## Your task
Across the entries below, how many lines contain the string "Difference"? Give only the count.

## Material

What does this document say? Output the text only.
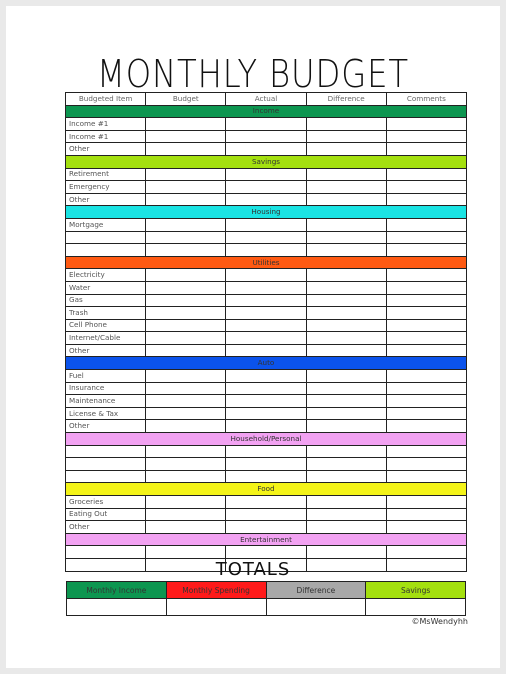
MONTHLY BUDGET
Budgeted Item	Budget	Actual	Difference	Comments
Income				
Income #1				
Income #1				
Other				
Savings				
Retirement				
Emergency				
Other				
Housing				
Mortgage				

Utilities				
Electricity				
Water				
Gas				
Trash				
Cell Phone				
Internet/Cable				
Other				
Auto				
Fuel				
Insurance				
Maintenance				
License & Tax				
Other				
Household/Personal				

Food				
Groceries				
Eating Out				
Other				
Entertainment				

TOTALS
Monthly Income	Monthly Spending	Difference	Savings

©MsWendyhh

## Written solution
2